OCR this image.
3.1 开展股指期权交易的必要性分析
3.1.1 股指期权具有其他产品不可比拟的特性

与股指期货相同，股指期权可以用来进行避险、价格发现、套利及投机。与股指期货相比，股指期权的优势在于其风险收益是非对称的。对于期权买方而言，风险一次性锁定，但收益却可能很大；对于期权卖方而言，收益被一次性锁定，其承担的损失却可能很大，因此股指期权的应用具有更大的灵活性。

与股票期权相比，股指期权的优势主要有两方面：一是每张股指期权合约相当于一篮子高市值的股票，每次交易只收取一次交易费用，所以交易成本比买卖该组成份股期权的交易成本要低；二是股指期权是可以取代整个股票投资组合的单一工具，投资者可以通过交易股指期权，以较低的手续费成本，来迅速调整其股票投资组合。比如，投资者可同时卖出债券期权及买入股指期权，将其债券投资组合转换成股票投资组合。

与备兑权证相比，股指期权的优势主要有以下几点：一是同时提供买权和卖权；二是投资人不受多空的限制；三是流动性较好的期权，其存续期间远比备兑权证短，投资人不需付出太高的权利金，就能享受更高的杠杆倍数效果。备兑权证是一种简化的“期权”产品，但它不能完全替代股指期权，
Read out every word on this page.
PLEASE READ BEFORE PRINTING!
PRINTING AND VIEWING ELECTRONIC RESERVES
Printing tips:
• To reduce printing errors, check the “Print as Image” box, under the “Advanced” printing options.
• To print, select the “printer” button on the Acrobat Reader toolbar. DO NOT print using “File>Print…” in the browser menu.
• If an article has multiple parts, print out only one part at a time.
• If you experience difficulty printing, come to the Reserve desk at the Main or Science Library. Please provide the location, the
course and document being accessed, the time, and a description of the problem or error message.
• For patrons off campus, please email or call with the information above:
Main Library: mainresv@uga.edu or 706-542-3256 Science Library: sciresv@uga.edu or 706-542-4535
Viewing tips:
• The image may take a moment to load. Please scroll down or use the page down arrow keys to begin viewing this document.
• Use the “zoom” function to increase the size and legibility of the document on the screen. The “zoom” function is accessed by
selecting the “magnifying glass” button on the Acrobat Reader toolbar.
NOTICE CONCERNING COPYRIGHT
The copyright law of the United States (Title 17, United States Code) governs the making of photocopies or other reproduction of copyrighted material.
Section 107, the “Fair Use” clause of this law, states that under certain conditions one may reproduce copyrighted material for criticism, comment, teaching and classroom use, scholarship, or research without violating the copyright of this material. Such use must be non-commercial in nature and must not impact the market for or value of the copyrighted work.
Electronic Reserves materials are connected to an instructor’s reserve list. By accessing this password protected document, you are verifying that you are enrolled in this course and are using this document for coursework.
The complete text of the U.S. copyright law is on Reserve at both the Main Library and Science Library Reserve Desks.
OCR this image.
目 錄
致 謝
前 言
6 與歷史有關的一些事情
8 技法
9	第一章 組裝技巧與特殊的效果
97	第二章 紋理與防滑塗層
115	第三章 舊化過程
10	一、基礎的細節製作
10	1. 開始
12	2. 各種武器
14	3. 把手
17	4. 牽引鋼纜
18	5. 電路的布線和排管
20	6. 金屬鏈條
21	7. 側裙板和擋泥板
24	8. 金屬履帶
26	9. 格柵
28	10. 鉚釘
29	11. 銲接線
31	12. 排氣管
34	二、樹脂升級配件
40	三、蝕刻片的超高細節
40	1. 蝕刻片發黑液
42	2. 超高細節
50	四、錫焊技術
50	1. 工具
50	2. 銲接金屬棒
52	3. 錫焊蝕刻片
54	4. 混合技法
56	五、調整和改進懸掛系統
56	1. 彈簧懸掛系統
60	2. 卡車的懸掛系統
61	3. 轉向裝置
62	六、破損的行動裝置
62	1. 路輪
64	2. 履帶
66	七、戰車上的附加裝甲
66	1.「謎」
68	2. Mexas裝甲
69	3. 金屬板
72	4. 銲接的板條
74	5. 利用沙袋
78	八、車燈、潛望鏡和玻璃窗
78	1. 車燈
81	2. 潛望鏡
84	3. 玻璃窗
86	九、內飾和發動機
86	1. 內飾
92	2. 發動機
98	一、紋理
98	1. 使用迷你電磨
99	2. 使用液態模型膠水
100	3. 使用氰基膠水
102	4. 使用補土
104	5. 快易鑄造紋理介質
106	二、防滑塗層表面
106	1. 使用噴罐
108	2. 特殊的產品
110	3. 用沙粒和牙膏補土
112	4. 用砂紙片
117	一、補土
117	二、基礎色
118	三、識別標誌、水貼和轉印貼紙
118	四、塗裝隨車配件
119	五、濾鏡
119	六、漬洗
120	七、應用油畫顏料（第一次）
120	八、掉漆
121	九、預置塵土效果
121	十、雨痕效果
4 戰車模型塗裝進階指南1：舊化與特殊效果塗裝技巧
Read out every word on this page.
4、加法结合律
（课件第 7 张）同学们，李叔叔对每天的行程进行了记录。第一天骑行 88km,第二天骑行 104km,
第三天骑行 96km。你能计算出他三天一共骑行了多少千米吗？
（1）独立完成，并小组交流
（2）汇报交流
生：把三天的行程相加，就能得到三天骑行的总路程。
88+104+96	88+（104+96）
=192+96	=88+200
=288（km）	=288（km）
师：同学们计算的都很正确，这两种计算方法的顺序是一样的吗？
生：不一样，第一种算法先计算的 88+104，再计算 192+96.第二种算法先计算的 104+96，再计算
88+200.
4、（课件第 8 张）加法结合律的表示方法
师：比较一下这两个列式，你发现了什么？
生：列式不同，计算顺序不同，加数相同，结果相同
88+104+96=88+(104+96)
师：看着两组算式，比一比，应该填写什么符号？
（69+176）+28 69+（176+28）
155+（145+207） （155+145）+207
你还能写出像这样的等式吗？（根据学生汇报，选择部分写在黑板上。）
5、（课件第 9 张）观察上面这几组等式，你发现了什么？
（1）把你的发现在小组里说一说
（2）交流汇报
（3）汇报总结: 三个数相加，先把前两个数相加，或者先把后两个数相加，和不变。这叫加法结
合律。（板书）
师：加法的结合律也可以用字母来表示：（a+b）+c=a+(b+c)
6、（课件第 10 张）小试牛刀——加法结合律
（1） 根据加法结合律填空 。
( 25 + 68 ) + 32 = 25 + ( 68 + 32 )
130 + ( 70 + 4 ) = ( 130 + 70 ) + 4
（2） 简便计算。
•••
The problem:
Pull every line containing the word "toolbar" out of the material.

Written solution:
• To print, select the “printer” button on the Acrobat Reader toolbar. DO NOT print using “File>Print…” in the browser menu.
selecting the “magnifying glass” button on the Acrobat Reader toolbar.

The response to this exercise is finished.